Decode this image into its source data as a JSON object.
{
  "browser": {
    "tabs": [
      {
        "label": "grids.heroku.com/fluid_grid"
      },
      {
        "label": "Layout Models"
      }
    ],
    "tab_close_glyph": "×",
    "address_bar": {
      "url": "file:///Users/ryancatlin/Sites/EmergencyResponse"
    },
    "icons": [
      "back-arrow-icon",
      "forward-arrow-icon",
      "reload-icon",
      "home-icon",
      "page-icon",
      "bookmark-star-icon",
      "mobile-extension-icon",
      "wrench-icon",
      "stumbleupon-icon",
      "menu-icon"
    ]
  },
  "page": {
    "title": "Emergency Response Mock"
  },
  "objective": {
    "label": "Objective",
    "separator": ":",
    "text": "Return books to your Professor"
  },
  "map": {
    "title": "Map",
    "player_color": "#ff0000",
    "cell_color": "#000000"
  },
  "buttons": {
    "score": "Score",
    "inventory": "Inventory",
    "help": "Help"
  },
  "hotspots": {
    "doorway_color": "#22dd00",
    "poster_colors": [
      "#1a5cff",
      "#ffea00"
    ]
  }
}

####################

REQUIRED TASK:
In the entries above, count every line containing the word "title". Write only the total.

ANSWER FOR THE TASK:
2